Data entries for graphics:
============================================================

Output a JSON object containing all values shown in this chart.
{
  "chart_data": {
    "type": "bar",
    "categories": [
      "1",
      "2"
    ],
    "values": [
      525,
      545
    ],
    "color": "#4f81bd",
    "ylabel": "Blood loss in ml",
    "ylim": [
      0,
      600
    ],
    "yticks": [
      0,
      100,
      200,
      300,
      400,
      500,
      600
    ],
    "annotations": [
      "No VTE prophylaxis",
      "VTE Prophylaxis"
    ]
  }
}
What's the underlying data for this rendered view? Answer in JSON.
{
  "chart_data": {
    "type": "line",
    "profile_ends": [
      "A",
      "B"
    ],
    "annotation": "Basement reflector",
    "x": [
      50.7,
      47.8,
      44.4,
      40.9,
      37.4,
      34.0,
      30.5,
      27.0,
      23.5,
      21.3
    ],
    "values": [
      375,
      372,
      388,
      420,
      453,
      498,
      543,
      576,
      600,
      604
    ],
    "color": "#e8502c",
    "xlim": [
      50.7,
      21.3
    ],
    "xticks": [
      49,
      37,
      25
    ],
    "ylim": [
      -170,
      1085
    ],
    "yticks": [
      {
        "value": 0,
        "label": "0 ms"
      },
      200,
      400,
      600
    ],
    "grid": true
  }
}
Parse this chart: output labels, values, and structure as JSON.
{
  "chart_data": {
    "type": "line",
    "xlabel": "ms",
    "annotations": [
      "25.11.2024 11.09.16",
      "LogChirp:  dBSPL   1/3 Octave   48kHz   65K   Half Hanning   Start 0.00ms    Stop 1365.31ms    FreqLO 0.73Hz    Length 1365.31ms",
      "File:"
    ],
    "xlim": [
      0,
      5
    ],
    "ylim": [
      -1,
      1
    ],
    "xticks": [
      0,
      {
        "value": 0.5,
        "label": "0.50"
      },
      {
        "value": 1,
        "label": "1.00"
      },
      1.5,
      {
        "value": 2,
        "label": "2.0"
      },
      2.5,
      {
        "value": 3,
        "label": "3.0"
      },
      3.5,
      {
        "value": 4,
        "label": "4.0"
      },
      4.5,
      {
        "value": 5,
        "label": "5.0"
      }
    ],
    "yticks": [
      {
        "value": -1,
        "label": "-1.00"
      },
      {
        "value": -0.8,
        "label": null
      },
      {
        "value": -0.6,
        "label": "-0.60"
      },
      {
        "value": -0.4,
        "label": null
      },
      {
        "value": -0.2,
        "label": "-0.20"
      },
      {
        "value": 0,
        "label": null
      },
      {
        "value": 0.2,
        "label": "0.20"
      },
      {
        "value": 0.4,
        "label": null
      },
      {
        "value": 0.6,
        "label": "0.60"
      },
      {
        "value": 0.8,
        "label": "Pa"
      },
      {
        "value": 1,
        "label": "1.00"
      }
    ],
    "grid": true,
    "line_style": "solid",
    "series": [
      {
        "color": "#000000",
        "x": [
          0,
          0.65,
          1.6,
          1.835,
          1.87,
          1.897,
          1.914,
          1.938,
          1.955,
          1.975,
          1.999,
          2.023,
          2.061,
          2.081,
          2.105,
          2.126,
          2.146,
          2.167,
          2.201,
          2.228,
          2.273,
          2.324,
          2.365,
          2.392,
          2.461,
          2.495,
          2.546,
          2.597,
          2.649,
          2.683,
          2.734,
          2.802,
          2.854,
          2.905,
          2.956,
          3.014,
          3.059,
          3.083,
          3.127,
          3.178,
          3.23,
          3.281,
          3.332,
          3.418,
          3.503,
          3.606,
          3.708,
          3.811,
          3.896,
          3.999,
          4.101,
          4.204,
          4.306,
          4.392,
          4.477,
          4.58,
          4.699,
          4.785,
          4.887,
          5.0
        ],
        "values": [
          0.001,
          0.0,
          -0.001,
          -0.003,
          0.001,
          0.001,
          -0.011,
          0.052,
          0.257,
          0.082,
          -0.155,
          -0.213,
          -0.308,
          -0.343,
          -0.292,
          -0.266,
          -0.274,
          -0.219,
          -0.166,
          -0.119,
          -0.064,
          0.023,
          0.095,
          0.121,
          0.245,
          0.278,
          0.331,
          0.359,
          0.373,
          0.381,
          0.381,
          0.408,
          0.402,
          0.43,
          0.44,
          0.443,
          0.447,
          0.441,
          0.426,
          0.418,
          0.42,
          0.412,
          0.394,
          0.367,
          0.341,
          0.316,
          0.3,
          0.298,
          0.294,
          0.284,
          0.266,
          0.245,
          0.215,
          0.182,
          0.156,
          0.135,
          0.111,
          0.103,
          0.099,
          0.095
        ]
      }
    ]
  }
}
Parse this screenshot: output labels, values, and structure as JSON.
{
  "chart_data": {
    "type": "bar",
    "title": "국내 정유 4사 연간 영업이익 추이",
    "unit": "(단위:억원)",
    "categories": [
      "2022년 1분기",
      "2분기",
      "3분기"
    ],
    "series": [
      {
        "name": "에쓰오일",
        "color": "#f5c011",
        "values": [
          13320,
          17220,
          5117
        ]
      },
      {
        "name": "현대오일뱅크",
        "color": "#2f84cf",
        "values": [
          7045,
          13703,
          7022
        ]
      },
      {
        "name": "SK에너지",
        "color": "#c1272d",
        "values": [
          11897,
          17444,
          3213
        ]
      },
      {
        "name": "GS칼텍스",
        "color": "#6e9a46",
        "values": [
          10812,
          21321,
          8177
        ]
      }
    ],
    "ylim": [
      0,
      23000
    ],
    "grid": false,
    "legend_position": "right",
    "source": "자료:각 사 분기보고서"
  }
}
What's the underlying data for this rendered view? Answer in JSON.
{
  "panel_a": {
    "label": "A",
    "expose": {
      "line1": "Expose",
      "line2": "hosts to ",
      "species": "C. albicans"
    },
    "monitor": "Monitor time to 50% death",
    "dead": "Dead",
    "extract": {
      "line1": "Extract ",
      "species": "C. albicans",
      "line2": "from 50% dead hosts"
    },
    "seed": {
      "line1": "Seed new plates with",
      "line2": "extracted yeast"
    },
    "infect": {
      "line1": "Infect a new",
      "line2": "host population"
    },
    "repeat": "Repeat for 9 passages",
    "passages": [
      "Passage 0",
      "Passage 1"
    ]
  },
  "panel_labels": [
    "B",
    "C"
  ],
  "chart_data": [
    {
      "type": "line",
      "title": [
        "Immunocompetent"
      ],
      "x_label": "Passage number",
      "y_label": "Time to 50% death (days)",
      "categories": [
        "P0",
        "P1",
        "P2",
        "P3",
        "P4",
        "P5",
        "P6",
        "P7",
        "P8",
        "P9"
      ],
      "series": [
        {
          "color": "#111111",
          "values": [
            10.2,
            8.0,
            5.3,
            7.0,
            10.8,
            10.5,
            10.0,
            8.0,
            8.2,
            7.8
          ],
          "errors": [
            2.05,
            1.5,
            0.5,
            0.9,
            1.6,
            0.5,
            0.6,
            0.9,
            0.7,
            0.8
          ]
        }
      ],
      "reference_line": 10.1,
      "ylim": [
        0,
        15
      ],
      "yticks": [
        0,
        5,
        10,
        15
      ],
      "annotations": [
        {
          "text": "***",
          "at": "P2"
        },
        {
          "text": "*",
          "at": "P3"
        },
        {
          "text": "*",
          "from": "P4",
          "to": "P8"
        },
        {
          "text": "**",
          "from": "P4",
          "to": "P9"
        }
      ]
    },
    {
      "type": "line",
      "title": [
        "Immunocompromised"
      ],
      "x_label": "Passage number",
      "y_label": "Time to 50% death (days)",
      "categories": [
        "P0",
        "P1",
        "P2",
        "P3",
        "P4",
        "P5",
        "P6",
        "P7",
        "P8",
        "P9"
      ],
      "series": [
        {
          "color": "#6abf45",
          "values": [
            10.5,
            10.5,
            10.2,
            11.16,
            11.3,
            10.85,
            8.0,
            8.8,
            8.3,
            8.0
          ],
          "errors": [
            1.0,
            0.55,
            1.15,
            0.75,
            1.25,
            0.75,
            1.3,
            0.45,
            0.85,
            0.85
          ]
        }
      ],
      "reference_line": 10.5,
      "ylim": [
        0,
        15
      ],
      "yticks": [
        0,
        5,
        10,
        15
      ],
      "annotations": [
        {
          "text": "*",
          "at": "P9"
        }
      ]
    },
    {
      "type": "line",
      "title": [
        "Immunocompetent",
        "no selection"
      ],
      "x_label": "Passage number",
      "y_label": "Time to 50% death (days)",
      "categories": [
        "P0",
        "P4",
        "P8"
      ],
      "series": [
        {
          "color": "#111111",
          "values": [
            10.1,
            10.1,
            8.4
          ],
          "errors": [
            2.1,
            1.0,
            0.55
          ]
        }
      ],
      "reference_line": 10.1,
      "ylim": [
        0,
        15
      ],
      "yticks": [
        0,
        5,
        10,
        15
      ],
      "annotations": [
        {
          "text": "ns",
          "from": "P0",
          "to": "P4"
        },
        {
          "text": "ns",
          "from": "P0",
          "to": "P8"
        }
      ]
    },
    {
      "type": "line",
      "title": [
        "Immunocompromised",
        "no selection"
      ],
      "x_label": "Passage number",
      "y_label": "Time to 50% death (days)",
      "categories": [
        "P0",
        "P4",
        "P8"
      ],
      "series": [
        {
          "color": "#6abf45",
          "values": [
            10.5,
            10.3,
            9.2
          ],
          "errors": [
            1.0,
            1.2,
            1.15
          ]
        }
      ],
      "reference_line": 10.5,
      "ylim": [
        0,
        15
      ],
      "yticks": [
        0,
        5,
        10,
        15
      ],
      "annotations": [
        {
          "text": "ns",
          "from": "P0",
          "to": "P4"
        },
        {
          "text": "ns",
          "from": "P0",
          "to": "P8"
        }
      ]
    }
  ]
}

============================================================

## TASK DIRECTIONS
Out of the records, collect only those lines that contain the string "Immunocompetent".

## THE SOLUTION
        "Immunocompetent"
        "Immunocompetent",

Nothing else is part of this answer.